# START OF Data for this task

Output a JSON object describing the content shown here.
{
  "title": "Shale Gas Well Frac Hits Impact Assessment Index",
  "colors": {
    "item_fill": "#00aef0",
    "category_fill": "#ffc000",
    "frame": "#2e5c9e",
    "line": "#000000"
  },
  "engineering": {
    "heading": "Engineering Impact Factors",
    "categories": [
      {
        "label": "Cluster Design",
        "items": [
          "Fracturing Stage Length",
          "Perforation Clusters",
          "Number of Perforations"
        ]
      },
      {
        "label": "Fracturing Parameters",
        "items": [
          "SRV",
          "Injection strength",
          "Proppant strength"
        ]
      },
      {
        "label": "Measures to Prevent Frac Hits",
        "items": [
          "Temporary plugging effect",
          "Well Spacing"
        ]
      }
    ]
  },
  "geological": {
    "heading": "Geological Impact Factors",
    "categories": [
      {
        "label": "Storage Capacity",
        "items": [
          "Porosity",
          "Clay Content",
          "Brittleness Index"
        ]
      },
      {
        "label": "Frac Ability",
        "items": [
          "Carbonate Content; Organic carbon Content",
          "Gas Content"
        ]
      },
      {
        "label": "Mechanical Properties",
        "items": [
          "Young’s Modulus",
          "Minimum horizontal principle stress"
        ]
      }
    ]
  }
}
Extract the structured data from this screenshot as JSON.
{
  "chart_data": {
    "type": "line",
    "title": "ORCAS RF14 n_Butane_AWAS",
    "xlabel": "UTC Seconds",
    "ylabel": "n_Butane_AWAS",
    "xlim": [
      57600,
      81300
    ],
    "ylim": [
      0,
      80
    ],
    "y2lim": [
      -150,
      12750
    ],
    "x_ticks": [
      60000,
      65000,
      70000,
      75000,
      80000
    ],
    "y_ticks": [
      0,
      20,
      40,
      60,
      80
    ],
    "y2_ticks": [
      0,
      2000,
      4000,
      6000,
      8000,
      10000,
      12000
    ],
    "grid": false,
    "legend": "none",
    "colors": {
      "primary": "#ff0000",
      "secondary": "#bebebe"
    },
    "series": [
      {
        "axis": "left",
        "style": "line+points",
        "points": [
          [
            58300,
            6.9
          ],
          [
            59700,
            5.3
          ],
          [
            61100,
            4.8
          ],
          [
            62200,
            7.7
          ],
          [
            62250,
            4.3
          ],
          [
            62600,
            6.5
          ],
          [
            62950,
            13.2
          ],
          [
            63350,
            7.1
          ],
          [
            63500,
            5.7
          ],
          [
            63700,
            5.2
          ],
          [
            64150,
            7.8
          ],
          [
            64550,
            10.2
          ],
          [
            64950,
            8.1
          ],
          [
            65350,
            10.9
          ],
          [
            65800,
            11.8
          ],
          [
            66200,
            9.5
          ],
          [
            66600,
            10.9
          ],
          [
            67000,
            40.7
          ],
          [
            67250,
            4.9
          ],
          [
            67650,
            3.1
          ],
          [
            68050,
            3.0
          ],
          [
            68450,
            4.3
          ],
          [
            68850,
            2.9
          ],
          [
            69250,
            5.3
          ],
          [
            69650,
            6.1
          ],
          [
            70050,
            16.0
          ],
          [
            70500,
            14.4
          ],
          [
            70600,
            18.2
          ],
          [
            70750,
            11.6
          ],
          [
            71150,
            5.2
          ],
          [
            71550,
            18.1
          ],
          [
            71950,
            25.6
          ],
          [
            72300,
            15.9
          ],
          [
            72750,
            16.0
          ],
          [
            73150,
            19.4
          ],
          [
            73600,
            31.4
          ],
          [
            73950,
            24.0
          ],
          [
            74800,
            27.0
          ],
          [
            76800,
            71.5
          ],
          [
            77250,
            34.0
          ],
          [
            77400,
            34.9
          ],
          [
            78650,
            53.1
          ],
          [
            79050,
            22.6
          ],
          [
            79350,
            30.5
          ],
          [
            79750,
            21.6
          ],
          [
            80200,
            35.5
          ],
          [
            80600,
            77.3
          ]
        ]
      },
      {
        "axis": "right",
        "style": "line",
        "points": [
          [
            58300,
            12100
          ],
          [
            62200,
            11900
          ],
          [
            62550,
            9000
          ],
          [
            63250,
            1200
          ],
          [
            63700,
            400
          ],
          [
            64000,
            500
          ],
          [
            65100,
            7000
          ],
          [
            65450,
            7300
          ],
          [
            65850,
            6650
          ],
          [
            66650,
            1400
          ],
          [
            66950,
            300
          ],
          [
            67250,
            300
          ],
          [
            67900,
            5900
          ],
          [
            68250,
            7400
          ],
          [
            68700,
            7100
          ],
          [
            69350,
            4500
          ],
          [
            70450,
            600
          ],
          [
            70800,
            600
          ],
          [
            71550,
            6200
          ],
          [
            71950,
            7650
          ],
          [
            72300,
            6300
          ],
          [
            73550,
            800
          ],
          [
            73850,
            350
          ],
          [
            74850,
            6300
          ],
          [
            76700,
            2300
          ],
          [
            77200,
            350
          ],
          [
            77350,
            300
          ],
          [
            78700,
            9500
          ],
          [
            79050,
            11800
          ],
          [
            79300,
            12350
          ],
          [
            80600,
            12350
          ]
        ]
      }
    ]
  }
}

# END OF Data for this task

• Task description
Check each line above for the string "strength" and show the ones that have it.

• Task solution
          "Injection strength",
          "Proppant strength"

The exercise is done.